# KUTIPAN HALAMAN
--------
Ne
Bis In Idem
Biasa juga disebut Exception res judicata atau exceptie van gewijsde zaak, yang artinya
terhadap perkara yang sama tidak dapat diperkarakan dua kali.[1]
Misalnya suatu perkara yang telah diputus oleh pengadilan dan berkekuatan hukum
tetap, maka terhadap perkara tersebut tidak dapat lagi diajukan kembali ke
pengadilan.
Dasar
Hukum
Dalam hukum perdata, Pasal 1917
KUHPerdata yang dijadikan dasar untuk persoalan ne bis in idem ini. Bunyi pasal tersebut menyatakan:
“Kekuatan suatu putusan Hakim yang telah memperoleh kekuatan hukum
yang pasti hanya mengenai pokok perkara yang bersangkutan.
Untuk dapat menggunakan kekuatan itu, soal yang dituntut harus sama; tuntutan harus didasarkan pada alasan yang sama; dan harus diajukan oleh pihak yang sama dan terhadap pihak-pihak yang sama dalam hubungan yang sama pula”.
Yahya Harahap menafsirkan bahwa, ketentuan dalam paragraf ke-dua
Pasal 1917 inilah yang melekat unsur ne
bis in idem atau res judicata.[2]
Kemudian khusus untuk prosedur penanganan perkara ne bis in idem di pengadilan, Mahkamah Agung telah mengeluarkan Surat Edaran No. 03 Tahun 2002 Tentang
Penanganan Perkara yang Berkaitan Dengan Azas Ne Bis In Idem.
--------
# CUPLIKAN ENTRI
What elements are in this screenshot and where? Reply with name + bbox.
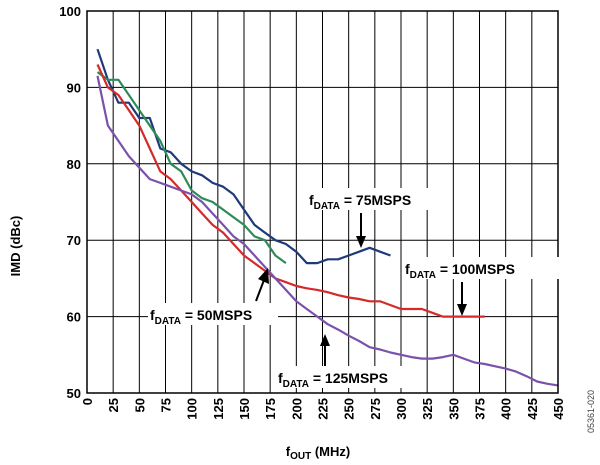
- arrow-75msps: [356, 213, 366, 248]
- x-tick-label: 125: [211, 398, 226, 420]
- x-tick-label: 100: [185, 398, 200, 420]
- x-tick-label: 300: [394, 398, 409, 420]
- x-tick-label: 150: [237, 398, 252, 420]
- x-tick-label: 375: [473, 398, 488, 420]
- y-tick-label: 100: [59, 4, 81, 19]
- x-tick-label: 50: [132, 398, 147, 412]
- y-tick-label: 60: [67, 310, 81, 325]
- annotation-75msps: fDATA = 75MSPS: [306, 188, 452, 212]
- series-line-75msps: [96, 48, 391, 265]
- x-tick-label: 400: [499, 398, 514, 420]
- x-tick-label: 250: [342, 398, 357, 420]
- x-tick-label: 225: [316, 398, 331, 420]
- x-tick-label: 325: [420, 398, 435, 420]
- x-tick-label: 425: [525, 398, 540, 420]
- arrow-125msps: [320, 334, 330, 366]
- x-tick-label: 0: [80, 398, 95, 405]
- x-tick-label: 350: [446, 398, 461, 420]
- annotation-125msps: fDATA = 125MSPS: [275, 366, 423, 390]
- annotation-50msps: fDATA = 50MSPS: [148, 303, 278, 327]
- svg-text:fDATA = 75MSPS: fDATA = 75MSPS: [309, 192, 411, 212]
- series-group: [96, 48, 559, 387]
- y-tick-label: 70: [67, 233, 81, 248]
- svg-text:fDATA = 100MSPS: fDATA = 100MSPS: [405, 261, 515, 281]
- y-axis-title: IMD (dBc): [8, 216, 23, 277]
- svg-text:fDATA = 50MSPS: fDATA = 50MSPS: [150, 307, 252, 327]
- plot-border: [86, 10, 559, 394]
- x-tick-label: 450: [551, 398, 566, 420]
- annotation-100msps: fDATA = 100MSPS: [402, 257, 574, 281]
- series-line-125msps: [96, 75, 559, 387]
- figure-id: 05361-020: [586, 390, 596, 433]
- plot-frame: [86, 10, 559, 394]
- svg-text:fDATA = 125MSPS: fDATA = 125MSPS: [278, 370, 388, 390]
- x-tick-labels: 0 25 50 75 100 125 150 175 200 225 250 275 300 325 350…: [80, 398, 566, 420]
- x-tick-label: 275: [368, 398, 383, 420]
- x-axis-title: fOUT (MHz): [286, 444, 350, 462]
- x-tick-label: 75: [159, 398, 174, 412]
- arrow-100msps: [457, 282, 467, 316]
- series-line-100msps: [96, 64, 485, 318]
- x-tick-label: 25: [106, 398, 121, 412]
- arrow-50msps: [255, 268, 269, 302]
- y-tick-label: 80: [67, 157, 81, 172]
- y-tick-labels: 50 60 70 80 90 100: [59, 4, 81, 401]
- series-line-50msps: [96, 71, 287, 264]
- x-tick-label: 175: [263, 398, 278, 420]
- y-tick-label: 50: [67, 386, 81, 401]
- y-tick-label: 90: [67, 80, 81, 95]
- x-tick-label: 200: [289, 398, 304, 420]
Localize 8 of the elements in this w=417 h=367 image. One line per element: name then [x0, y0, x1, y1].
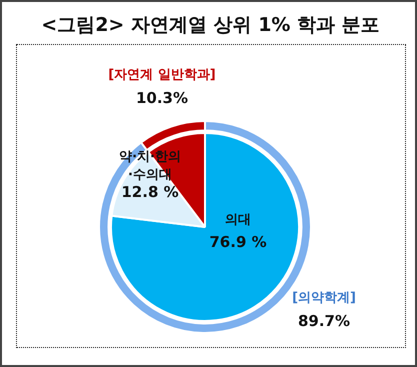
slice-label: 의대 — [225, 212, 251, 228]
data-label: 12.8 % — [121, 182, 179, 201]
slice-label: [의약학계] — [292, 290, 356, 306]
data-label: 76.9 % — [209, 232, 267, 251]
slice-label: [자연계 일반학과] — [108, 67, 216, 82]
data-label: 89.7% — [298, 312, 350, 330]
chart-title: <그림2> 자연계열 상위 1% 학과 분포 — [40, 13, 381, 38]
data-label: 10.3% — [136, 88, 188, 107]
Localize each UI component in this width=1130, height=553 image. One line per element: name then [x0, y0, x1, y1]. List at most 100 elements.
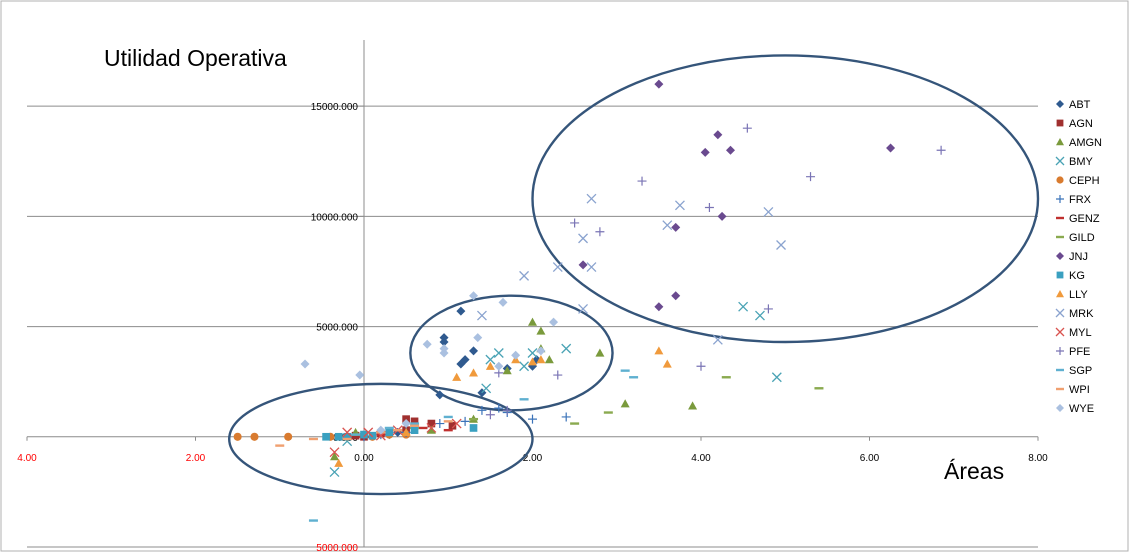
- legend-item-ceph: CEPH: [1056, 175, 1100, 187]
- y-tick-label-0: 15000.000: [311, 102, 359, 113]
- point-pfe-8: [696, 361, 706, 371]
- point-abt-0: [456, 306, 466, 316]
- point-sgp-0: [308, 519, 318, 522]
- legend-marker-abt: [1056, 100, 1064, 108]
- legend-label-amgn: AMGN: [1069, 137, 1102, 149]
- point-lly-7: [528, 357, 537, 366]
- series-jnj: [578, 79, 896, 312]
- point-myl-3: [426, 423, 437, 433]
- x-tick-label-5: 6.00: [860, 453, 880, 464]
- legend-marker-frx: [1056, 195, 1064, 203]
- point-wpi-5: [393, 428, 403, 432]
- point-wpi-6: [342, 437, 352, 441]
- legend-item-agn: AGN: [1056, 118, 1093, 130]
- point-mrk-4: [578, 233, 589, 244]
- point-abt-2: [439, 337, 449, 347]
- point-myl-5: [342, 427, 353, 438]
- legend-label-wpi: WPI: [1069, 384, 1090, 396]
- point-wye-8: [473, 333, 483, 343]
- point-bmy-0: [493, 348, 504, 358]
- point-wye-12: [401, 419, 411, 429]
- legend-marker-wye: [1056, 404, 1064, 412]
- point-gild-2: [721, 376, 731, 379]
- legend-label-kg: KG: [1069, 270, 1085, 282]
- point-jnj-0: [654, 79, 664, 89]
- point-lly-9: [334, 458, 344, 467]
- point-frx-2: [494, 403, 504, 413]
- legend-label-pfe: PFE: [1069, 346, 1090, 358]
- series-sgp: [308, 369, 639, 522]
- grid-lines: [27, 105, 1038, 548]
- data-points: [233, 79, 946, 522]
- point-jnj-4: [886, 143, 896, 153]
- point-abt-8: [435, 390, 445, 400]
- point-myl-1: [363, 427, 374, 438]
- point-mrk-3: [776, 240, 786, 250]
- point-jnj-2: [725, 145, 735, 155]
- legend-item-amgn: AMGN: [1056, 137, 1102, 149]
- point-frx-3: [477, 405, 487, 415]
- point-frx-4: [460, 416, 470, 426]
- legend-marker-pfe: [1056, 347, 1064, 355]
- point-amgn-9: [426, 425, 436, 434]
- legend-marker-mrk: [1055, 308, 1065, 318]
- point-abt-3: [469, 346, 479, 356]
- legend-marker-sgp: [1056, 368, 1064, 372]
- point-wye-9: [511, 350, 521, 360]
- point-mrk-10: [662, 220, 673, 231]
- y-tick-label-4: 5000.000: [316, 543, 358, 553]
- point-mrk-8: [578, 303, 589, 314]
- point-wye-7: [439, 348, 449, 358]
- point-amgn-0: [528, 317, 537, 326]
- y-tick-label-1: 10000.000: [311, 212, 359, 223]
- point-agn-1: [410, 417, 419, 426]
- point-lly-5: [654, 346, 664, 355]
- legend-marker-myl: [1055, 327, 1065, 337]
- legend-marker-jnj: [1056, 252, 1064, 260]
- point-lly-2: [485, 361, 495, 370]
- y-tick-label-2: 5000.000: [316, 323, 358, 334]
- point-genz-2: [418, 426, 428, 430]
- legend-item-sgp: SGP: [1056, 365, 1092, 377]
- point-jnj-8: [671, 291, 681, 301]
- tick-labels: 4.00 2.00 0.00 2.00 4.00 6.00 8.00 15000.000 100…: [17, 102, 1048, 553]
- point-pfe-10: [553, 370, 563, 380]
- point-agn-5: [448, 421, 457, 430]
- point-kg-3: [360, 430, 368, 439]
- point-amgn-4: [595, 348, 605, 357]
- x-tick-label-2: 0.00: [354, 453, 374, 464]
- x-tick-label-6: 8.00: [1028, 453, 1048, 464]
- x-tick-label-1: 2.00: [186, 453, 206, 464]
- point-pfe-3: [806, 172, 816, 182]
- point-mrk-7: [519, 270, 530, 281]
- point-wye-10: [494, 361, 504, 371]
- series-wye: [300, 291, 559, 435]
- point-amgn-10: [330, 452, 340, 461]
- point-amgn-6: [620, 399, 630, 408]
- point-gild-4: [469, 417, 479, 421]
- point-kg-6: [469, 424, 478, 432]
- point-wye-2: [469, 291, 479, 301]
- legend-marker-kg: [1056, 271, 1064, 279]
- point-kg-1: [334, 432, 343, 441]
- legend-item-abt: ABT: [1056, 99, 1091, 111]
- point-mrk-5: [552, 262, 563, 273]
- legend-marker-ceph: [1056, 176, 1064, 184]
- point-wye-13: [376, 425, 386, 435]
- point-agn-2: [427, 419, 436, 428]
- legend-label-abt: ABT: [1069, 99, 1091, 111]
- point-genz-4: [443, 428, 453, 432]
- point-pfe-11: [502, 405, 512, 415]
- x-tick-label-3: 2.00: [523, 453, 543, 464]
- point-myl-4: [451, 418, 462, 429]
- point-wpi-4: [443, 420, 453, 423]
- point-wye-3: [498, 297, 508, 307]
- legend-item-kg: KG: [1056, 270, 1085, 282]
- legend-item-wpi: WPI: [1056, 384, 1090, 396]
- point-kg-4: [385, 428, 394, 437]
- point-bmy-3: [481, 383, 492, 394]
- point-sgp-2: [629, 376, 639, 379]
- legend-item-frx: FRX: [1056, 194, 1092, 206]
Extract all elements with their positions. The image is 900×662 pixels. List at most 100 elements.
--------
# TUJUAN 1
Ambil seluruh teks tentang asas ne bis in idem dan tuliskan ulang apa adanya, tanpa satu perubahan pun.
# TUJUAN 2
Salin tanpa perubahan baris-baris dalam entri, mulai dari baris yang memuat "slice-label: 의대 — [225, 212, 251, 228]" sampai dengan baris yang memuat "data-label: 10.3% — [136, 88, 188, 107]". Kedua baris batas itu ikut disalin.

# PEMBAHASAN JAWABAN 1
Ne
Bis In Idem
Biasa juga disebut Exception res judicata atau exceptie van gewijsde zaak, yang artinya
terhadap perkara yang sama tidak dapat diperkarakan dua kali.[1]
Misalnya suatu perkara yang telah diputus oleh pengadilan dan berkekuatan hukum
tetap, maka terhadap perkara tersebut tidak dapat lagi diajukan kembali ke
pengadilan.
Dasar
Hukum
Dalam hukum perdata, Pasal 1917
KUHPerdata yang dijadikan dasar untuk persoalan ne bis in idem ini. Bunyi pasal tersebut menyatakan:
“Kekuatan suatu putusan Hakim yang telah memperoleh kekuatan hukum
yang pasti hanya mengenai pokok perkara yang bersangkutan.
Untuk dapat menggunakan kekuatan itu, soal yang dituntut harus sama; tuntutan harus didasarkan pada alasan yang sama; dan harus diajukan oleh pihak yang sama dan terhadap pihak-pihak yang sama dalam hubungan yang sama pula”.
Yahya Harahap menafsirkan bahwa, ketentuan dalam paragraf ke-dua
Pasal 1917 inilah yang melekat unsur ne
bis in idem atau res judicata.[2]
Kemudian khusus untuk prosedur penanganan perkara ne bis in idem di pengadilan, Mahkamah Agung telah mengeluarkan Surat Edaran No. 03 Tahun 2002 Tentang
Penanganan Perkara yang Berkaitan Dengan Azas Ne Bis In Idem.

# PEMBAHASAN JAWABAN 2
slice-label: 의대 — [225, 212, 251, 228]
data-label: 12.8 % — [121, 182, 179, 201]
slice-label: [의약학계] — [292, 290, 356, 306]
data-label: 76.9 % — [209, 232, 267, 251]
slice-label: [자연계 일반학과] — [108, 67, 216, 82]
data-label: 89.7% — [298, 312, 350, 330]
chart-title: <그림2> 자연계열 상위 1% 학과 분포 — [40, 13, 381, 38]
data-label: 10.3% — [136, 88, 188, 107]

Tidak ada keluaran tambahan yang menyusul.